- [AIM]: Write out every record in full, exactly as written, please.

- [INPUT ROWS]:
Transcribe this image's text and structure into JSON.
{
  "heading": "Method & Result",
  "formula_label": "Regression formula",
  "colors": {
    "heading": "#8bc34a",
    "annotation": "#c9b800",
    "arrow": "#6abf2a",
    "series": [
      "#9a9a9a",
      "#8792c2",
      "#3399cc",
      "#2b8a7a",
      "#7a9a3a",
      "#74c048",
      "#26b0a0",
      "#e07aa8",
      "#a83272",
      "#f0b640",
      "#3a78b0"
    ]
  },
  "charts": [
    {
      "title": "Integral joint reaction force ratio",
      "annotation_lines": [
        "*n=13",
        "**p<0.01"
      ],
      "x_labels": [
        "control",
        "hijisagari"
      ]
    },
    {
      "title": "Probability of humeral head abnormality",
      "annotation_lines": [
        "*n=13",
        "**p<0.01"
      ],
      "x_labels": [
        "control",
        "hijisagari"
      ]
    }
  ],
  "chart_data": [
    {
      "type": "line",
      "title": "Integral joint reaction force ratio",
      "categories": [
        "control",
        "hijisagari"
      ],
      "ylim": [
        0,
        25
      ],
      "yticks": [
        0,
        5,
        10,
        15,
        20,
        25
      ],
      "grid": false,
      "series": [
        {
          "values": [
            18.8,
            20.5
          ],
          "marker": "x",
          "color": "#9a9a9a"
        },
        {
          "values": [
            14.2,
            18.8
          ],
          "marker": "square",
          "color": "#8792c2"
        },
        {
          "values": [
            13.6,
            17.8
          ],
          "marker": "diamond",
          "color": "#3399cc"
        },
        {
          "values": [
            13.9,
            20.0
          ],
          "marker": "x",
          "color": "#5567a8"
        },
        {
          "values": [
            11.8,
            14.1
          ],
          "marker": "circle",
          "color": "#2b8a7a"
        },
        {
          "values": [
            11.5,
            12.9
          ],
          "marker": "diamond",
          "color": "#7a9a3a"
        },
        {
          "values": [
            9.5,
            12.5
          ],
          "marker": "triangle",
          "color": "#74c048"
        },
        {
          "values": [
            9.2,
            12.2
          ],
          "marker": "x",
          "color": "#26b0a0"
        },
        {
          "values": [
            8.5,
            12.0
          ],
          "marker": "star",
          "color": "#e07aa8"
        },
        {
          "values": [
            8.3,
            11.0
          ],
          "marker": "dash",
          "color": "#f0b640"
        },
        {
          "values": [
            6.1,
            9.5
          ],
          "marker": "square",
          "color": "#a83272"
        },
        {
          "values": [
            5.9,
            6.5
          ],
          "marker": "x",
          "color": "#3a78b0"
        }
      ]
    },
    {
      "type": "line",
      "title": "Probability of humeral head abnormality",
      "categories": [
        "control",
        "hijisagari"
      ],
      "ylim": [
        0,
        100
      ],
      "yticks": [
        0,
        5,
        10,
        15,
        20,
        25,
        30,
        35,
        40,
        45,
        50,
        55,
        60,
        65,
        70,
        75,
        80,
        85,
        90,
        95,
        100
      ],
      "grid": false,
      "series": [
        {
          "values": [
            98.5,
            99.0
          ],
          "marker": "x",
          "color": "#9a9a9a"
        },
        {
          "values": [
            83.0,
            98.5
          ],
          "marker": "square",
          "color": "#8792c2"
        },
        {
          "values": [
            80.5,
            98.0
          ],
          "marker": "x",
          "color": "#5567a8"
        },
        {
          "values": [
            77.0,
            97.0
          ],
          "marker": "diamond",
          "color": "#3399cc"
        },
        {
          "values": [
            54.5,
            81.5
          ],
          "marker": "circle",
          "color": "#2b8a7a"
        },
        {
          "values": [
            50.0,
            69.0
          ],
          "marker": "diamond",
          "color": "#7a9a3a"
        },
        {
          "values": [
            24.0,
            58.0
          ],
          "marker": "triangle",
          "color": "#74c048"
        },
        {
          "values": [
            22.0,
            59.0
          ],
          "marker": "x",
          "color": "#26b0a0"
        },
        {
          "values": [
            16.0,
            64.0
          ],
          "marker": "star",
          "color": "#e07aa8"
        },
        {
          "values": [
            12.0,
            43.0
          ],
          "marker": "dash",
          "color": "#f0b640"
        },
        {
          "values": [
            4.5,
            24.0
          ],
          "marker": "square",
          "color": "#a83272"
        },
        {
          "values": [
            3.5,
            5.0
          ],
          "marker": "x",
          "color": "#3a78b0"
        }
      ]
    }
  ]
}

- [RESPONSE FOR THIS EXERCISE]:
Transcribe this image's text and structure into JSON.
{
  "heading": "Method & Result",
  "formula_label": "Regression formula",
  "colors": {
    "heading": "#8bc34a",
    "annotation": "#c9b800",
    "arrow": "#6abf2a",
    "series": [
      "#9a9a9a",
      "#8792c2",
      "#3399cc",
      "#2b8a7a",
      "#7a9a3a",
      "#74c048",
      "#26b0a0",
      "#e07aa8",
      "#a83272",
      "#f0b640",
      "#3a78b0"
    ]
  },
  "charts": [
    {
      "title": "Integral joint reaction force ratio",
      "annotation_lines": [
        "*n=13",
        "**p<0.01"
      ],
      "x_labels": [
        "control",
        "hijisagari"
      ]
    },
    {
      "title": "Probability of humeral head abnormality",
      "annotation_lines": [
        "*n=13",
        "**p<0.01"
      ],
      "x_labels": [
        "control",
        "hijisagari"
      ]
    }
  ],
  "chart_data": [
    {
      "type": "line",
      "title": "Integral joint reaction force ratio",
      "categories": [
        "control",
        "hijisagari"
      ],
      "ylim": [
        0,
        25
      ],
      "yticks": [
        0,
        5,
        10,
        15,
        20,
        25
      ],
      "grid": false,
      "series": [
        {
          "values": [
            18.8,
            20.5
          ],
          "marker": "x",
          "color": "#9a9a9a"
        },
        {
          "values": [
            14.2,
            18.8
          ],
          "marker": "square",
          "color": "#8792c2"
        },
        {
          "values": [
            13.6,
            17.8
          ],
          "marker": "diamond",
          "color": "#3399cc"
        },
        {
          "values": [
            13.9,
            20.0
          ],
          "marker": "x",
          "color": "#5567a8"
        },
        {
          "values": [
            11.8,
            14.1
          ],
          "marker": "circle",
          "color": "#2b8a7a"
        },
        {
          "values": [
            11.5,
            12.9
          ],
          "marker": "diamond",
          "color": "#7a9a3a"
        },
        {
          "values": [
            9.5,
            12.5
          ],
          "marker": "triangle",
          "color": "#74c048"
        },
        {
          "values": [
            9.2,
            12.2
          ],
          "marker": "x",
          "color": "#26b0a0"
        },
        {
          "values": [
            8.5,
            12.0
          ],
          "marker": "star",
          "color": "#e07aa8"
        },
        {
          "values": [
            8.3,
            11.0
          ],
          "marker": "dash",
          "color": "#f0b640"
        },
        {
          "values": [
            6.1,
            9.5
          ],
          "marker": "square",
          "color": "#a83272"
        },
        {
          "values": [
            5.9,
            6.5
          ],
          "marker": "x",
          "color": "#3a78b0"
        }
      ]
    },
    {
      "type": "line",
      "title": "Probability of humeral head abnormality",
      "categories": [
        "control",
        "hijisagari"
      ],
      "ylim": [
        0,
        100
      ],
      "yticks": [
        0,
        5,
        10,
        15,
        20,
        25,
        30,
        35,
        40,
        45,
        50,
        55,
        60,
        65,
        70,
        75,
        80,
        85,
        90,
        95,
        100
      ],
      "grid": false,
      "series": [
        {
          "values": [
            98.5,
            99.0
          ],
          "marker": "x",
          "color": "#9a9a9a"
        },
        {
          "values": [
            83.0,
            98.5
          ],
          "marker": "square",
          "color": "#8792c2"
        },
        {
          "values": [
            80.5,
            98.0
          ],
          "marker": "x",
          "color": "#5567a8"
        },
        {
          "values": [
            77.0,
            97.0
          ],
          "marker": "diamond",
          "color": "#3399cc"
        },
        {
          "values": [
            54.5,
            81.5
          ],
          "marker": "circle",
          "color": "#2b8a7a"
        },
        {
          "values": [
            50.0,
            69.0
          ],
          "marker": "diamond",
          "color": "#7a9a3a"
        },
        {
          "values": [
            24.0,
            58.0
          ],
          "marker": "triangle",
          "color": "#74c048"
        },
        {
          "values": [
            22.0,
            59.0
          ],
          "marker": "x",
          "color": "#26b0a0"
        },
        {
          "values": [
            16.0,
            64.0
          ],
          "marker": "star",
          "color": "#e07aa8"
        },
        {
          "values": [
            12.0,
            43.0
          ],
          "marker": "dash",
          "color": "#f0b640"
        },
        {
          "values": [
            4.5,
            24.0
          ],
          "marker": "square",
          "color": "#a83272"
        },
        {
          "values": [
            3.5,
            5.0
          ],
          "marker": "x",
          "color": "#3a78b0"
        }
      ]
    }
  ]
}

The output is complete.